** Supplied information **
━━━━━━━━

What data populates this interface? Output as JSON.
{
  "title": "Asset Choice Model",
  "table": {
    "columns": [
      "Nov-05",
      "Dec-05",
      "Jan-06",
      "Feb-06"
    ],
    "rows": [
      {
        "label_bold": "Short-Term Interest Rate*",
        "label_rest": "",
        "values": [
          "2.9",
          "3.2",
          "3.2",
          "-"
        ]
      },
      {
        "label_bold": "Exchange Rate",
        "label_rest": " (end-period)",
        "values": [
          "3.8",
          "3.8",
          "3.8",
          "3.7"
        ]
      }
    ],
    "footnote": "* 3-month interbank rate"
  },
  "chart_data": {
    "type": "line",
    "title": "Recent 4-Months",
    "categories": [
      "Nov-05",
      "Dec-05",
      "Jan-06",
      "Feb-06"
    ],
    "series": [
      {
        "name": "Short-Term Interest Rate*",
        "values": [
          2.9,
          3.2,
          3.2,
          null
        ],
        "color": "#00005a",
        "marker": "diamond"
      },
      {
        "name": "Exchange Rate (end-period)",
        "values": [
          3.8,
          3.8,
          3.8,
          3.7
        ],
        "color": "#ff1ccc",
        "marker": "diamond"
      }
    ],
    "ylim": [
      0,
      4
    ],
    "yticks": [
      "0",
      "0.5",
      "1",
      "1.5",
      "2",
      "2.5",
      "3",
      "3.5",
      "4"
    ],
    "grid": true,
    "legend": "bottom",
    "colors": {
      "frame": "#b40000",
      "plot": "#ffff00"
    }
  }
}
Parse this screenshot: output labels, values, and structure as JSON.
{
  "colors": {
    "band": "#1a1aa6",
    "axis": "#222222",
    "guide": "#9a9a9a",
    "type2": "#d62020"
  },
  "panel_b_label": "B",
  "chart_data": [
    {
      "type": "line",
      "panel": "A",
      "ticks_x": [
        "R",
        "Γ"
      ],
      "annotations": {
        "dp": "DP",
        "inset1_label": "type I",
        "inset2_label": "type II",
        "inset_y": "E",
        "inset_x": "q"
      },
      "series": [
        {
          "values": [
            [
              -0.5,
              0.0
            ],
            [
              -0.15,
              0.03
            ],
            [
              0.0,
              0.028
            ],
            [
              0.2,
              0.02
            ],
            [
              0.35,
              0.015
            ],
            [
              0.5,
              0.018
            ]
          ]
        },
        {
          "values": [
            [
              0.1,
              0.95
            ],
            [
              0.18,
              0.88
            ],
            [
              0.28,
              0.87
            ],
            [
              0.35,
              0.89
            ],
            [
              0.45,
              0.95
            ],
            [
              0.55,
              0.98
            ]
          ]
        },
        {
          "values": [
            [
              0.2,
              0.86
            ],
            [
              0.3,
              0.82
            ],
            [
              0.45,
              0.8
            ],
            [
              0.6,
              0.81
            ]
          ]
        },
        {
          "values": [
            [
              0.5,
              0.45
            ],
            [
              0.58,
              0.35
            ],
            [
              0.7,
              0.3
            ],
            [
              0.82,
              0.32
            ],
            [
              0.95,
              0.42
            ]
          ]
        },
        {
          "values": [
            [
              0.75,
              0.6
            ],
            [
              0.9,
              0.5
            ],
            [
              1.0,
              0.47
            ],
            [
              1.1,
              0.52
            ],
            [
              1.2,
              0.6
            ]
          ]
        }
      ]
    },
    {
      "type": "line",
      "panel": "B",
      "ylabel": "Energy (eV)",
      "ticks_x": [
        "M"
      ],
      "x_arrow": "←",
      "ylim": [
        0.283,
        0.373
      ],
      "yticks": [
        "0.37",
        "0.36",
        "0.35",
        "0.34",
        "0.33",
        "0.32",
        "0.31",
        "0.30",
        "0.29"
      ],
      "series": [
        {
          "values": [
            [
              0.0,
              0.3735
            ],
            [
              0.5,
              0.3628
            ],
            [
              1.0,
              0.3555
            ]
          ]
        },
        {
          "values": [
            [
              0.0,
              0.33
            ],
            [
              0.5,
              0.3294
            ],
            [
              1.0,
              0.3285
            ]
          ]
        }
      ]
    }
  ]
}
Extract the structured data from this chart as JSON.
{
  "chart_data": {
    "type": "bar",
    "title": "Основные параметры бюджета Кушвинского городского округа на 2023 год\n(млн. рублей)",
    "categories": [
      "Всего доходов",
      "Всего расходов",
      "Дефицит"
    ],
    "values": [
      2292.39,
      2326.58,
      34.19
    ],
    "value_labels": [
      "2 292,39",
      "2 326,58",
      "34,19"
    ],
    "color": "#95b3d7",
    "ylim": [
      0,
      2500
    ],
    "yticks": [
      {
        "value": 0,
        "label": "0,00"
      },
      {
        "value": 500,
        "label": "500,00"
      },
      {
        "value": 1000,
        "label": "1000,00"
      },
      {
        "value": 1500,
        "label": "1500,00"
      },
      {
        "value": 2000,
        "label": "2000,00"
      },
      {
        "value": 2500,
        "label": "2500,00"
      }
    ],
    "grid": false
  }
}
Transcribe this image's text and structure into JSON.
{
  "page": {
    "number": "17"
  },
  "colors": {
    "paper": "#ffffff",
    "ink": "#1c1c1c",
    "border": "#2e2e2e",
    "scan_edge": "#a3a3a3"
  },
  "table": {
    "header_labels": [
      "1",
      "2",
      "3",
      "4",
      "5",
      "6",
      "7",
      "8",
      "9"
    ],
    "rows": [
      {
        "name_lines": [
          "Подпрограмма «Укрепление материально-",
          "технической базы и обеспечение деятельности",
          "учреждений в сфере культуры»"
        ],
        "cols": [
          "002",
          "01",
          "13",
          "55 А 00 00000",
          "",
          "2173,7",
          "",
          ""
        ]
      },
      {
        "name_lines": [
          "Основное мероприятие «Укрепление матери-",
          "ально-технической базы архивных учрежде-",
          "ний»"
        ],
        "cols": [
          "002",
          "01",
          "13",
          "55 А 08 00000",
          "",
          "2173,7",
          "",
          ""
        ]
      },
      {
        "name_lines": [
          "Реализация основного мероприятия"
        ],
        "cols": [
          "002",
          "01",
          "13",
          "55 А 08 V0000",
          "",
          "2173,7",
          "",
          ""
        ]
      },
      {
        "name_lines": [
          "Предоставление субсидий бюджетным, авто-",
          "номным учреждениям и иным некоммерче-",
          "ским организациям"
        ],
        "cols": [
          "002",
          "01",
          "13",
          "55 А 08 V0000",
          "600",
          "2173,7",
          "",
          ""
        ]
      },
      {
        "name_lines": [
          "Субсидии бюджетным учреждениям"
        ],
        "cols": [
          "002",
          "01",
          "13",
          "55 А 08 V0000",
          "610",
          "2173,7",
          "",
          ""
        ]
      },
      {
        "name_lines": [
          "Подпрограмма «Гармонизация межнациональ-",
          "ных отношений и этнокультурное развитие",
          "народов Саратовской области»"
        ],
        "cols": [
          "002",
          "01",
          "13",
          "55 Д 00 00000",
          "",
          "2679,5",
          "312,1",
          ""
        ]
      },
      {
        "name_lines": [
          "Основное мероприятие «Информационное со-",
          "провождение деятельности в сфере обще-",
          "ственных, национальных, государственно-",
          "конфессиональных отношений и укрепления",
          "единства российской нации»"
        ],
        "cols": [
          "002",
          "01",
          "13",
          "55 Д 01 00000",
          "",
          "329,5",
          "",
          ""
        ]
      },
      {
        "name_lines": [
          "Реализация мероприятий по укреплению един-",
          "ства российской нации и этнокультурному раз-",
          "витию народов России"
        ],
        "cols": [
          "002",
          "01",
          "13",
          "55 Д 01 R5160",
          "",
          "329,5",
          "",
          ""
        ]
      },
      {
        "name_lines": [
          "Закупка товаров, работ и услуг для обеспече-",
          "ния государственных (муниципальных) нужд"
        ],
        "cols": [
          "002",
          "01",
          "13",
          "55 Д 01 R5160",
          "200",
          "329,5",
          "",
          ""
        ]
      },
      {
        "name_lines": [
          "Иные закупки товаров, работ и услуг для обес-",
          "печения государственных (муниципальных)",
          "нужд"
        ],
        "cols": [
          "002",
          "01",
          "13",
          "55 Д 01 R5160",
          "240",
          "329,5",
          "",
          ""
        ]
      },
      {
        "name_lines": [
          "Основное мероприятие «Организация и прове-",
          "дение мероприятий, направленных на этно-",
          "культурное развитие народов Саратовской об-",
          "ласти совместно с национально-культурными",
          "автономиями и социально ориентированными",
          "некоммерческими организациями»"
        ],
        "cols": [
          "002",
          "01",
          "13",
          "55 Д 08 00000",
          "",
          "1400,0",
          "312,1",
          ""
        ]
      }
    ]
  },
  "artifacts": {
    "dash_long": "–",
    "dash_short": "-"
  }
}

━━━━━━━━

** Short exercise **
Each line above that holds the string "сфере" should be copied and shown.

** Reply to the exercise **
          "учреждений в сфере культуры»"
          "провождение деятельности в сфере обще-",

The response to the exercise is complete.